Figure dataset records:
:::

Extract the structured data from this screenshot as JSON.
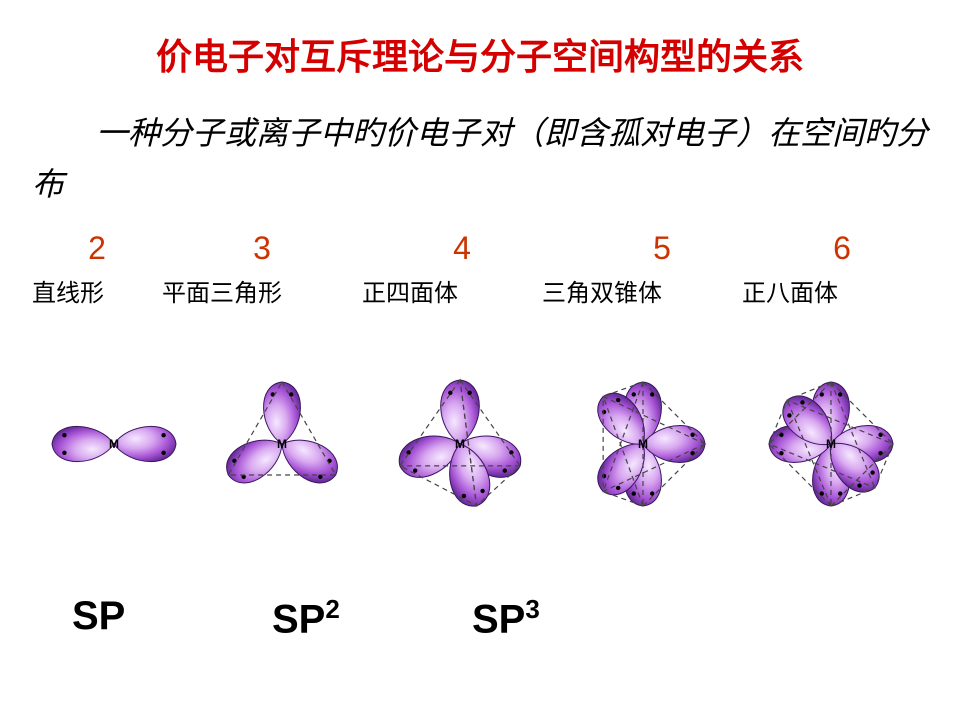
{
  "title": {
    "text": "价电子对互斥理论与分子空间构型的关系",
    "color": "#d40000",
    "fontsize": 36
  },
  "intro": {
    "text": "　　一种分子或离子中旳价电子对（即含孤对电子）在空间旳分布",
    "color": "#000000",
    "fontsize": 32
  },
  "numbers": {
    "values": [
      "2",
      "3",
      "4",
      "5",
      "6"
    ],
    "color": "#cc3300",
    "fontsize": 32,
    "widths": [
      130,
      200,
      200,
      200,
      160
    ]
  },
  "shapes": {
    "values": [
      "直线形",
      "平面三角形",
      "正四面体",
      "三角双锥体",
      "正八面体"
    ],
    "color": "#000000",
    "fontsize": 24,
    "widths": [
      130,
      200,
      180,
      200,
      186
    ]
  },
  "hyb": {
    "values": [
      "SP",
      "SP<sup>2</sup>",
      "SP<sup>3</sup>"
    ],
    "color": "#000000",
    "fontsize": 40,
    "widths": [
      200,
      200,
      200
    ]
  },
  "orbital_style": {
    "fill_light": "#d8a8f0",
    "fill_mid": "#a855d6",
    "fill_dark": "#6b2d9e",
    "highlight": "#f5e8ff",
    "outline": "#3a1560",
    "dot": "#000000",
    "dash": "#444444",
    "center_label": "M"
  },
  "geometries": [
    {
      "name": "linear",
      "lobes": 2
    },
    {
      "name": "trigonal-planar",
      "lobes": 3
    },
    {
      "name": "tetrahedral",
      "lobes": 4
    },
    {
      "name": "trigonal-bipyramidal",
      "lobes": 5
    },
    {
      "name": "octahedral",
      "lobes": 6
    }
  ]
}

:::

* [WHAT THIS TASK INVOLVES] Every line is to be duplicated exactly, though pictures stay out.

* [WRITTEN SOLUTION]
Extract the structured data from this screenshot as JSON.
{
  "title": {
    "text": "价电子对互斥理论与分子空间构型的关系",
    "color": "#d40000",
    "fontsize": 36
  },
  "intro": {
    "text": "　　一种分子或离子中旳价电子对（即含孤对电子）在空间旳分布",
    "color": "#000000",
    "fontsize": 32
  },
  "numbers": {
    "values": [
      "2",
      "3",
      "4",
      "5",
      "6"
    ],
    "color": "#cc3300",
    "fontsize": 32,
    "widths": [
      130,
      200,
      200,
      200,
      160
    ]
  },
  "shapes": {
    "values": [
      "直线形",
      "平面三角形",
      "正四面体",
      "三角双锥体",
      "正八面体"
    ],
    "color": "#000000",
    "fontsize": 24,
    "widths": [
      130,
      200,
      180,
      200,
      186
    ]
  },
  "hyb": {
    "values": [
      "SP",
      "SP<sup>2</sup>",
      "SP<sup>3</sup>"
    ],
    "color": "#000000",
    "fontsize": 40,
    "widths": [
      200,
      200,
      200
    ]
  },
  "orbital_style": {
    "fill_light": "#d8a8f0",
    "fill_mid": "#a855d6",
    "fill_dark": "#6b2d9e",
    "highlight": "#f5e8ff",
    "outline": "#3a1560",
    "dot": "#000000",
    "dash": "#444444",
    "center_label": "M"
  },
  "geometries": [
    {
      "name": "linear",
      "lobes": 2
    },
    {
      "name": "trigonal-planar",
      "lobes": 3
    },
    {
      "name": "tetrahedral",
      "lobes": 4
    },
    {
      "name": "trigonal-bipyramidal",
      "lobes": 5
    },
    {
      "name": "octahedral",
      "lobes": 6
    }
  ]
}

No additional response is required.